Data for processing:

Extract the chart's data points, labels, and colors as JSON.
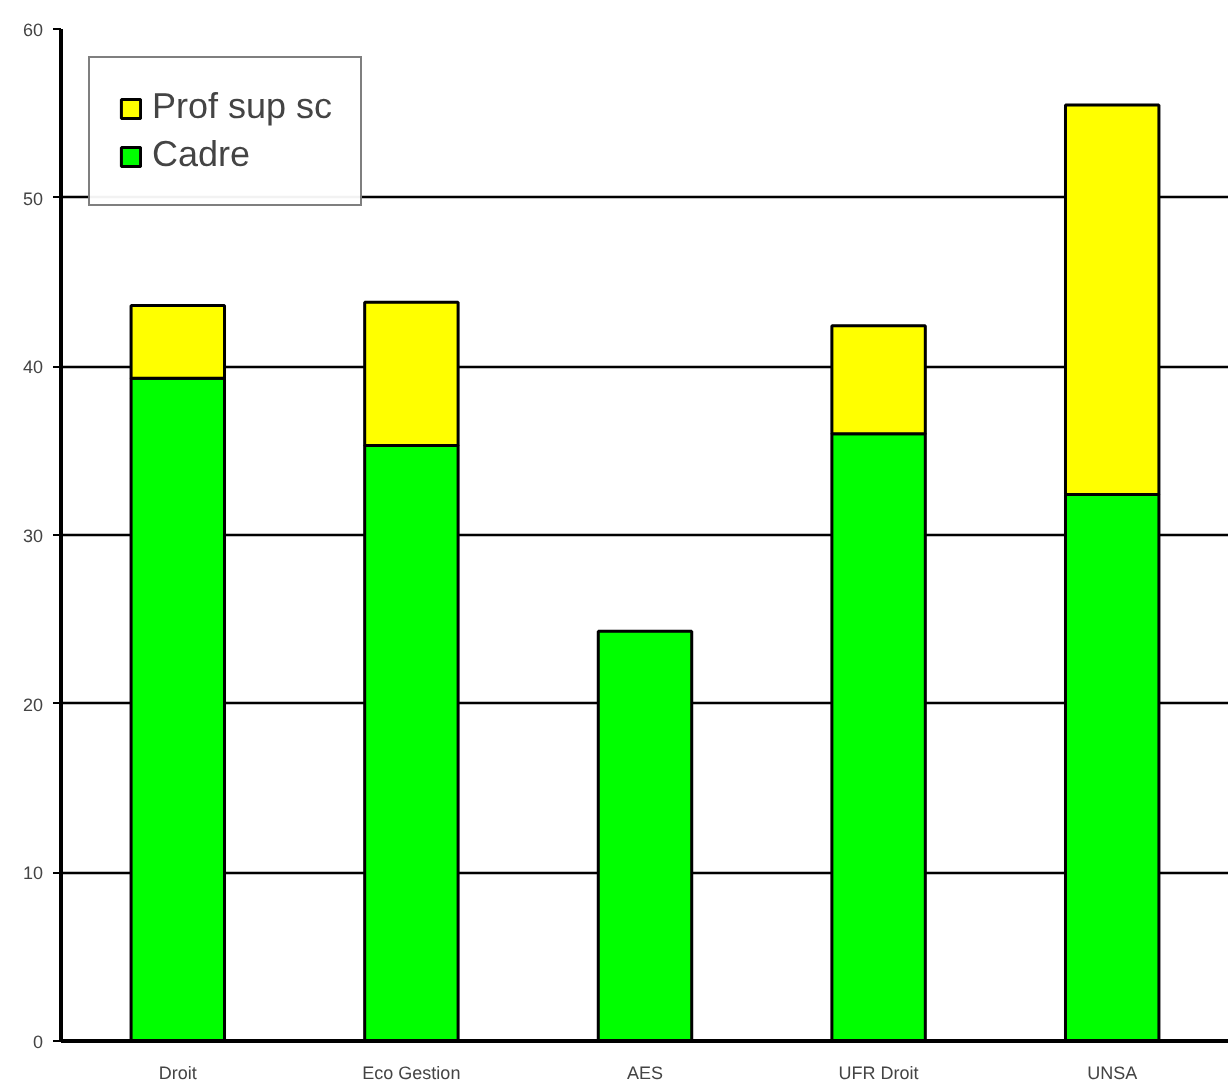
{
  "chart_data": {
    "type": "bar",
    "stacked": true,
    "categories": [
      "Droit",
      "Eco Gestion",
      "AES",
      "UFR Droit",
      "UNSA"
    ],
    "series": [
      {
        "name": "Cadre",
        "color": "#00ff00",
        "values": [
          39.3,
          35.3,
          24.3,
          36.0,
          32.4
        ]
      },
      {
        "name": "Prof sup sc",
        "color": "#ffff00",
        "values": [
          4.3,
          8.5,
          null,
          6.4,
          23.1
        ]
      }
    ],
    "ylim": [
      0,
      60
    ],
    "yticks": [
      0,
      10,
      20,
      30,
      40,
      50,
      60
    ],
    "grid": "y",
    "legend": "top left"
  }
}
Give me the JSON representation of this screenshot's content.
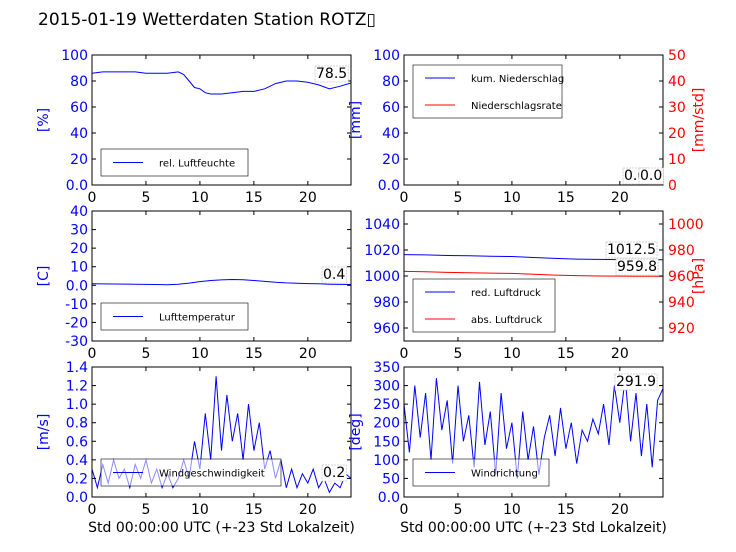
{
  "title": "2015-01-19 Wetterdaten Station ROTZ▯",
  "chart_data": [
    {
      "type": "line",
      "id": "humidity",
      "xlim": [
        0,
        24
      ],
      "xticks": [
        0,
        5,
        10,
        15,
        20
      ],
      "ylim": [
        0,
        100
      ],
      "yticks": [
        0,
        20,
        40,
        60,
        80,
        100
      ],
      "ylabel": "[%]",
      "xlabel": "",
      "legend": "lower-left",
      "series": [
        {
          "name": "rel. Luftfeuchte",
          "color": "#0000ff",
          "x": [
            0,
            1,
            2,
            3,
            4,
            5,
            6,
            7,
            8,
            8.5,
            9,
            9.5,
            10,
            10.5,
            11,
            12,
            13,
            14,
            15,
            16,
            17,
            18,
            19,
            20,
            21,
            22,
            23,
            24
          ],
          "y": [
            86,
            87,
            87,
            87,
            87,
            86,
            86,
            86,
            87,
            85,
            80,
            75,
            74,
            71,
            70,
            70,
            71,
            72,
            72,
            74,
            78,
            80,
            80,
            79,
            77,
            74,
            76,
            78.5
          ]
        }
      ],
      "value_labels": [
        {
          "text": "78.5",
          "color": "#000000"
        }
      ]
    },
    {
      "type": "line",
      "id": "precipitation",
      "xlim": [
        0,
        24
      ],
      "xticks": [
        0,
        5,
        10,
        15,
        20
      ],
      "ylim": [
        0,
        100
      ],
      "yticks": [
        0,
        20,
        40,
        60,
        80,
        100
      ],
      "ylabel": "[mm]",
      "y2lim": [
        0,
        50
      ],
      "y2ticks": [
        0,
        10,
        20,
        30,
        40,
        50
      ],
      "y2label": "[mm/std]",
      "xlabel": "",
      "legend": "upper-left",
      "series": [
        {
          "name": "kum. Niederschlag",
          "color": "#0000ff",
          "axis": "left",
          "x": [
            0,
            24
          ],
          "y": [
            0,
            0
          ]
        },
        {
          "name": "Niederschlagsrate",
          "color": "#ff0000",
          "axis": "right",
          "x": [
            0,
            24
          ],
          "y": [
            0,
            0
          ]
        }
      ],
      "value_labels": [
        {
          "text": "0.0",
          "color": "#000000"
        },
        {
          "text": "0.0",
          "color": "#000000"
        }
      ]
    },
    {
      "type": "line",
      "id": "temperature",
      "xlim": [
        0,
        24
      ],
      "xticks": [
        0,
        5,
        10,
        15,
        20
      ],
      "ylim": [
        -30,
        40
      ],
      "yticks": [
        -30,
        -20,
        -10,
        0,
        10,
        20,
        30,
        40
      ],
      "ylabel": "[C]",
      "xlabel": "",
      "legend": "lower-left",
      "series": [
        {
          "name": "Lufttemperatur",
          "color": "#0000ff",
          "x": [
            0,
            2,
            4,
            6,
            7,
            8,
            9,
            10,
            11,
            12,
            13,
            14,
            15,
            16,
            17,
            18,
            19,
            20,
            21,
            22,
            23,
            24
          ],
          "y": [
            0.8,
            0.7,
            0.6,
            0.4,
            0.3,
            0.6,
            1.2,
            2.0,
            2.6,
            2.9,
            3.1,
            3.0,
            2.6,
            2.1,
            1.6,
            1.3,
            1.1,
            0.9,
            0.8,
            0.6,
            0.5,
            0.4
          ]
        }
      ],
      "value_labels": [
        {
          "text": "0.4",
          "color": "#000000"
        }
      ]
    },
    {
      "type": "line",
      "id": "pressure",
      "xlim": [
        0,
        24
      ],
      "xticks": [
        0,
        5,
        10,
        15,
        20
      ],
      "ylim": [
        950,
        1050
      ],
      "yticks": [
        960,
        980,
        1000,
        1020,
        1040
      ],
      "ylabel": "",
      "y2lim": [
        910,
        1010
      ],
      "y2ticks": [
        920,
        940,
        960,
        980,
        1000
      ],
      "y2label": "[hPa]",
      "xlabel": "",
      "legend": "lower-left",
      "series": [
        {
          "name": "red. Luftdruck",
          "color": "#0000ff",
          "axis": "left",
          "x": [
            0,
            2,
            4,
            6,
            8,
            10,
            12,
            14,
            16,
            18,
            20,
            22,
            24
          ],
          "y": [
            1016.5,
            1016.2,
            1015.8,
            1015.5,
            1015.2,
            1015.0,
            1014.2,
            1013.5,
            1013.0,
            1012.8,
            1012.6,
            1012.5,
            1012.5
          ]
        },
        {
          "name": "abs. Luftdruck",
          "color": "#ff0000",
          "axis": "right",
          "x": [
            0,
            2,
            4,
            6,
            8,
            10,
            12,
            14,
            16,
            18,
            20,
            22,
            24
          ],
          "y": [
            963.5,
            963.2,
            962.8,
            962.5,
            962.2,
            962.0,
            961.3,
            960.7,
            960.3,
            960.0,
            959.9,
            959.8,
            959.8
          ]
        }
      ],
      "value_labels": [
        {
          "text": "1012.5",
          "color": "#000000"
        },
        {
          "text": "959.8",
          "color": "#000000"
        }
      ]
    },
    {
      "type": "line",
      "id": "windspeed",
      "xlim": [
        0,
        24
      ],
      "xticks": [
        0,
        5,
        10,
        15,
        20
      ],
      "ylim": [
        0,
        1.4
      ],
      "yticks": [
        0.0,
        0.2,
        0.4,
        0.6,
        0.8,
        1.0,
        1.2,
        1.4
      ],
      "ylabel": "[m/s]",
      "xlabel": "Std 00:00:00 UTC (+-23 Std Lokalzeit)",
      "legend": "lower-left",
      "series": [
        {
          "name": "Windgeschwindigkeit",
          "color": "#0000ff",
          "x": [
            0,
            0.5,
            1,
            1.5,
            2,
            2.5,
            3,
            3.5,
            4,
            4.5,
            5,
            5.5,
            6,
            6.5,
            7,
            7.5,
            8,
            8.5,
            9,
            9.5,
            10,
            10.5,
            11,
            11.5,
            12,
            12.5,
            13,
            13.5,
            14,
            14.5,
            15,
            15.5,
            16,
            16.5,
            17,
            17.5,
            18,
            18.5,
            19,
            19.5,
            20,
            20.5,
            21,
            21.5,
            22,
            22.5,
            23,
            23.5,
            24
          ],
          "y": [
            0.3,
            0.1,
            0.35,
            0.15,
            0.4,
            0.2,
            0.3,
            0.1,
            0.35,
            0.2,
            0.4,
            0.15,
            0.3,
            0.1,
            0.25,
            0.1,
            0.2,
            0.4,
            0.2,
            0.6,
            0.3,
            0.9,
            0.4,
            1.3,
            0.5,
            1.1,
            0.6,
            0.9,
            0.4,
            1.0,
            0.5,
            0.8,
            0.3,
            0.5,
            0.2,
            0.4,
            0.1,
            0.3,
            0.1,
            0.25,
            0.15,
            0.3,
            0.1,
            0.2,
            0.05,
            0.15,
            0.1,
            0.25,
            0.2
          ]
        }
      ],
      "value_labels": [
        {
          "text": "0.2",
          "color": "#000000"
        }
      ]
    },
    {
      "type": "line",
      "id": "winddirection",
      "xlim": [
        0,
        24
      ],
      "xticks": [
        0,
        5,
        10,
        15,
        20
      ],
      "ylim": [
        0,
        350
      ],
      "yticks": [
        0,
        50,
        100,
        150,
        200,
        250,
        300,
        350
      ],
      "ylabel": "[deg]",
      "xlabel": "Std 00:00:00 UTC (+-23 Std Lokalzeit)",
      "legend": "lower-left",
      "series": [
        {
          "name": "Windrichtung",
          "color": "#0000ff",
          "x": [
            0,
            0.5,
            1,
            1.5,
            2,
            2.5,
            3,
            3.5,
            4,
            4.5,
            5,
            5.5,
            6,
            6.5,
            7,
            7.5,
            8,
            8.5,
            9,
            9.5,
            10,
            10.5,
            11,
            11.5,
            12,
            12.5,
            13,
            13.5,
            14,
            14.5,
            15,
            15.5,
            16,
            16.5,
            17,
            17.5,
            18,
            18.5,
            19,
            19.5,
            20,
            20.5,
            21,
            21.5,
            22,
            22.5,
            23,
            23.5,
            24
          ],
          "y": [
            250,
            120,
            300,
            160,
            280,
            100,
            320,
            180,
            260,
            90,
            300,
            150,
            220,
            80,
            310,
            140,
            230,
            60,
            280,
            130,
            200,
            50,
            230,
            100,
            190,
            60,
            160,
            220,
            110,
            240,
            130,
            200,
            90,
            180,
            150,
            210,
            170,
            250,
            140,
            300,
            200,
            320,
            150,
            280,
            110,
            250,
            80,
            260,
            291.9
          ]
        }
      ],
      "value_labels": [
        {
          "text": "291.9",
          "color": "#000000"
        }
      ]
    }
  ]
}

Task instructions:
In the records above, how many lines include the string "name"? Answer with only the number.

Completed exercise:
10